(Stored items from a collection)
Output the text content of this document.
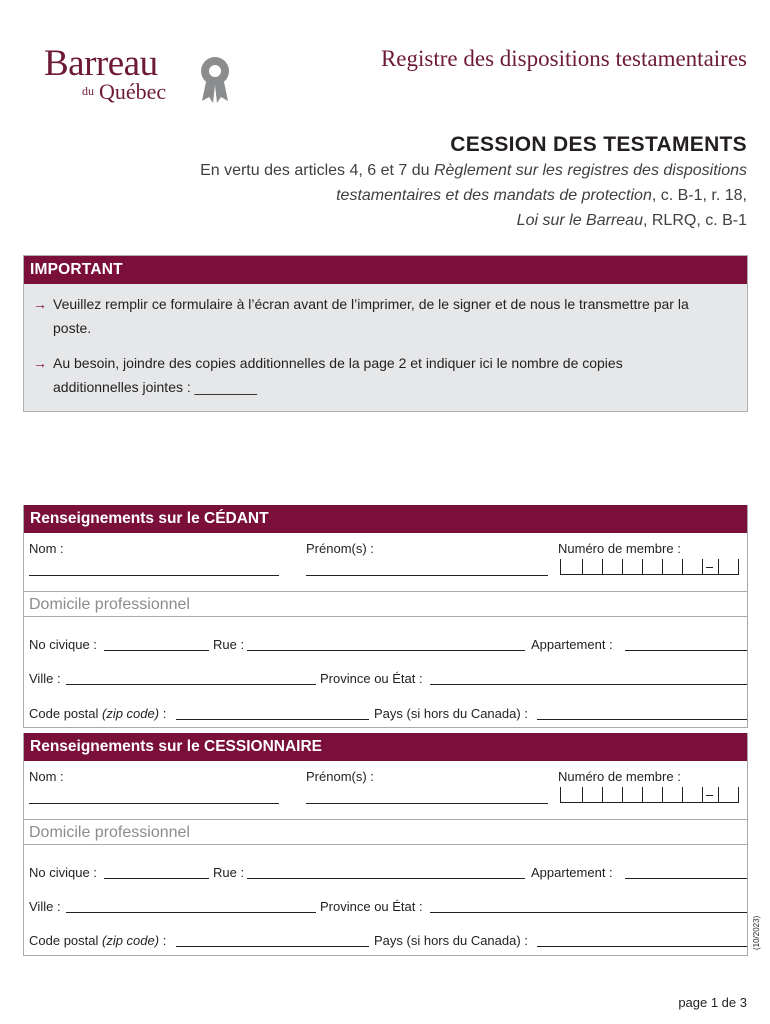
Barreau
du Québec
Registre des dispositions testamentaires
CESSION DES TESTAMENTS
En vertu des articles 4, 6 et 7 du Règlement sur les registres des dispositions
testamentaires et des mandats de protection, c. B-1, r. 18,
Loi sur le Barreau, RLRQ, c. B-1
IMPORTANT
→ Veuillez remplir ce formulaire à l’écran avant de l’imprimer, de le signer et de nous le transmettre par la poste.
→ Au besoin, joindre des copies additionnelles de la page 2 et indiquer ici le nombre de copies additionnelles jointes : ________
Renseignements sur le CÉDANT
Nom :	Prénom(s) :	Numéro de membre :
Domicile professionnel
No civique :	Rue :	Appartement :
Ville :	Province ou État :
Code postal (zip code) :	Pays (si hors du Canada) :
Renseignements sur le CESSIONNAIRE
Nom :	Prénom(s) :	Numéro de membre :
Domicile professionnel
No civique :	Rue :	Appartement :
Ville :	Province ou État :
Code postal (zip code) :	Pays (si hors du Canada) :	(10/2023)
page 1 de 3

Challenge - Select, from the listing, all lines that include the word "Code".

Answer to the exercise -
Code postal (zip code) :	Pays (si hors du Canada) :
Code postal (zip code) :	Pays (si hors du Canada) :	(10/2023)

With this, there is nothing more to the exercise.